Select and reproduce each line of the listing below that bears the string "phenomenon".

--- START ---

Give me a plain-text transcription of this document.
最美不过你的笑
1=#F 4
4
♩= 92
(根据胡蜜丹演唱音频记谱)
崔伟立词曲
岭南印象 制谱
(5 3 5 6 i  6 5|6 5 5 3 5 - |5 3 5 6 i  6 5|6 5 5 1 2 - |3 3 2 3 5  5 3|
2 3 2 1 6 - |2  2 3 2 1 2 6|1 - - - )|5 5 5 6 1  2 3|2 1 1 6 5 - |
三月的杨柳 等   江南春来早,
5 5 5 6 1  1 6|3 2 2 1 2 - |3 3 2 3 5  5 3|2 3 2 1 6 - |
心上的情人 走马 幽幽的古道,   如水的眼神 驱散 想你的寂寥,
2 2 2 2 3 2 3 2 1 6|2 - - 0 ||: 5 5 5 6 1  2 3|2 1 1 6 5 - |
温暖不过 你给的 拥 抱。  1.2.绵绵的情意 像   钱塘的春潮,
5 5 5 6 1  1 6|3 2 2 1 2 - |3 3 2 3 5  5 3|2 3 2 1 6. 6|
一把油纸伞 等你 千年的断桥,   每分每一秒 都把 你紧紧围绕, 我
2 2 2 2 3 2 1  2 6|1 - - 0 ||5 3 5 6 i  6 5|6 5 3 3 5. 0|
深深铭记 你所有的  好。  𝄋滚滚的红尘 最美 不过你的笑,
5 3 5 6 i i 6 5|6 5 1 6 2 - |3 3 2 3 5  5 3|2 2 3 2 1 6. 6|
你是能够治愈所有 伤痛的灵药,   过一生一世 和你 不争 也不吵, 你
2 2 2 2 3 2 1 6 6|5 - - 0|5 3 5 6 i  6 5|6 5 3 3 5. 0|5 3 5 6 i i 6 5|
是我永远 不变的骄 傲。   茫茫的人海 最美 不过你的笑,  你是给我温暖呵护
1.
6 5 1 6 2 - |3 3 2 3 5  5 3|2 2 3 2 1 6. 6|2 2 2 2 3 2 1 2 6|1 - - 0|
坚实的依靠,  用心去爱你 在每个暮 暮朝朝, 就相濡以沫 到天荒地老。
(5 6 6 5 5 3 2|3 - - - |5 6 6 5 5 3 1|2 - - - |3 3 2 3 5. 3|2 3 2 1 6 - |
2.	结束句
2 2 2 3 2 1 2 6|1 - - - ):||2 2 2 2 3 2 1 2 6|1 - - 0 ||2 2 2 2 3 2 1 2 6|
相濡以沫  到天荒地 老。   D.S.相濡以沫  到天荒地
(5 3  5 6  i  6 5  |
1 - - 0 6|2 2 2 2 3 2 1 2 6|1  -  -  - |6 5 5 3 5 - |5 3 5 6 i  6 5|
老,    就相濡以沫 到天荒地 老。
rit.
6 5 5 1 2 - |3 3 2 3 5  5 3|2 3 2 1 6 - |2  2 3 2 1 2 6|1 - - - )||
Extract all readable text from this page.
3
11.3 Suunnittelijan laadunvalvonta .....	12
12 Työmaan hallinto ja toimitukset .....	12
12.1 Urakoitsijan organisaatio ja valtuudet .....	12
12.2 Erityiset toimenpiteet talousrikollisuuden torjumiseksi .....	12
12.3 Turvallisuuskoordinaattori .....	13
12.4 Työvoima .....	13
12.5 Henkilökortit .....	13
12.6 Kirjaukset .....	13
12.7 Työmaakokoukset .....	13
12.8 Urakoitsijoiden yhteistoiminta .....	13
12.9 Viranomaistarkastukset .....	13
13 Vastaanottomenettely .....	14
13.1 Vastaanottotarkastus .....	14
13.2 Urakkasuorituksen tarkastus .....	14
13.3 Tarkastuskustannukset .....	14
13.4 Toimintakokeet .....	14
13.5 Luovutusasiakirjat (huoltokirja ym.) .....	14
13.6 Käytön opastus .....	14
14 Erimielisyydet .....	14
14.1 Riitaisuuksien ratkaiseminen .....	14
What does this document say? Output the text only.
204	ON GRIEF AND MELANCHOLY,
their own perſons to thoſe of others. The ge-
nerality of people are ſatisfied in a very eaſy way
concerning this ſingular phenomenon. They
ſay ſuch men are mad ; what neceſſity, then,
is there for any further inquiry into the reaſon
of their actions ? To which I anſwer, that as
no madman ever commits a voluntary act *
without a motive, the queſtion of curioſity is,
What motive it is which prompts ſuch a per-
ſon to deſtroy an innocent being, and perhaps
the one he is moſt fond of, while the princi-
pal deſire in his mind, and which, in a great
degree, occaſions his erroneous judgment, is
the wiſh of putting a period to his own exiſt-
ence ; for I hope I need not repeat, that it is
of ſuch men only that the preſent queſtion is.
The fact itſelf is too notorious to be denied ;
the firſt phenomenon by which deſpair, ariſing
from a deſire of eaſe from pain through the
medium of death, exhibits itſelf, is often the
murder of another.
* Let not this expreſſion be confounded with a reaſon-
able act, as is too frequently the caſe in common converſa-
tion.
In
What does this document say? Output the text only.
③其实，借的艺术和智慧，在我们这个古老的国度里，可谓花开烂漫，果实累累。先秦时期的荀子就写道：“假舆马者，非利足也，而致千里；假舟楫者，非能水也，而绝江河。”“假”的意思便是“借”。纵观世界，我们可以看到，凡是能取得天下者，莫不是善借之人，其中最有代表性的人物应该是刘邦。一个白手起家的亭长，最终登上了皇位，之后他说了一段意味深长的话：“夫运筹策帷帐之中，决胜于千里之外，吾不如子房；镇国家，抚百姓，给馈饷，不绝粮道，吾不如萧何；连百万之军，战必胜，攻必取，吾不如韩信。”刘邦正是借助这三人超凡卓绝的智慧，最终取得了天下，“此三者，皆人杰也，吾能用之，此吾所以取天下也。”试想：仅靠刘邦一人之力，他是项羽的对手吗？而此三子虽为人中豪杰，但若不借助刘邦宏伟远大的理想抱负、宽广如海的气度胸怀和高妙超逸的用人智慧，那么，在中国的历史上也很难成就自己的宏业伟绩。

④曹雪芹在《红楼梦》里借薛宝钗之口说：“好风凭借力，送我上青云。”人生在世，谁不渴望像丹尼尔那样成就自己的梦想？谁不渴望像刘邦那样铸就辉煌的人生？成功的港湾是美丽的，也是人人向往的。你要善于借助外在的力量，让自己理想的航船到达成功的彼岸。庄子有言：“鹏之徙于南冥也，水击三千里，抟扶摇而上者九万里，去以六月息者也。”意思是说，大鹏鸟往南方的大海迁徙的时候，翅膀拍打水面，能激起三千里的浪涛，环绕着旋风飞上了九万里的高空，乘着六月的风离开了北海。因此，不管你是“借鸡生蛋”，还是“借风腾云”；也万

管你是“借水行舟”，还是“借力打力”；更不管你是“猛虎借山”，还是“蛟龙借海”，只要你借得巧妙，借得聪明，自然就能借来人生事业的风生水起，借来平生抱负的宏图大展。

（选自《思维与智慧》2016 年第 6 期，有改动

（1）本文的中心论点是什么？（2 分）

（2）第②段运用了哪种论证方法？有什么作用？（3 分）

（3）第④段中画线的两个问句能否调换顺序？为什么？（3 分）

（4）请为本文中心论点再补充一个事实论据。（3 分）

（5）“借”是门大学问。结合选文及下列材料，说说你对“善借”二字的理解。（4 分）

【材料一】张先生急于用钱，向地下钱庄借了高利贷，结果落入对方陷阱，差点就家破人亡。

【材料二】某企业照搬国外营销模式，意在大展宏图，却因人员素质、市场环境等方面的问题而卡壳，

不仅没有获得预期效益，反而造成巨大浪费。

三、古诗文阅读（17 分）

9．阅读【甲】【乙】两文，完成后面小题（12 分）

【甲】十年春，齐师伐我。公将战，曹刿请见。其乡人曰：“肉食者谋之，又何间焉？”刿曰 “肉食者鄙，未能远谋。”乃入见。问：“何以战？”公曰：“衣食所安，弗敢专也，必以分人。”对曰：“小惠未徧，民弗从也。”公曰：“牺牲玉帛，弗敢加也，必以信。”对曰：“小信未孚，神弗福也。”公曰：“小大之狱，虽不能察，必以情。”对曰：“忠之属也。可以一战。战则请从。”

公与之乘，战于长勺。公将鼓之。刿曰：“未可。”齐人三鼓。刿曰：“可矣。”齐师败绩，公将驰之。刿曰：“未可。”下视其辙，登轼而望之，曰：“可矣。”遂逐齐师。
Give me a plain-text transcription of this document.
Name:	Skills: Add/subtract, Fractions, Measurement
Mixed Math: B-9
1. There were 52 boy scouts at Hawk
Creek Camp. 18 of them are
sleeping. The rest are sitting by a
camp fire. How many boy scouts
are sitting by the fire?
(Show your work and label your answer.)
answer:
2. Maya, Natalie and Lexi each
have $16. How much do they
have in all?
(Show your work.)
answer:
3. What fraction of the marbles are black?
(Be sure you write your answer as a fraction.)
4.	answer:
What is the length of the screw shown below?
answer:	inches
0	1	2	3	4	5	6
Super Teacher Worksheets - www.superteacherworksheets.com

--- END ---

[Completed exercise]
concerning this ſingular phenomenon. They
the firſt phenomenon by which deſpair, ariſing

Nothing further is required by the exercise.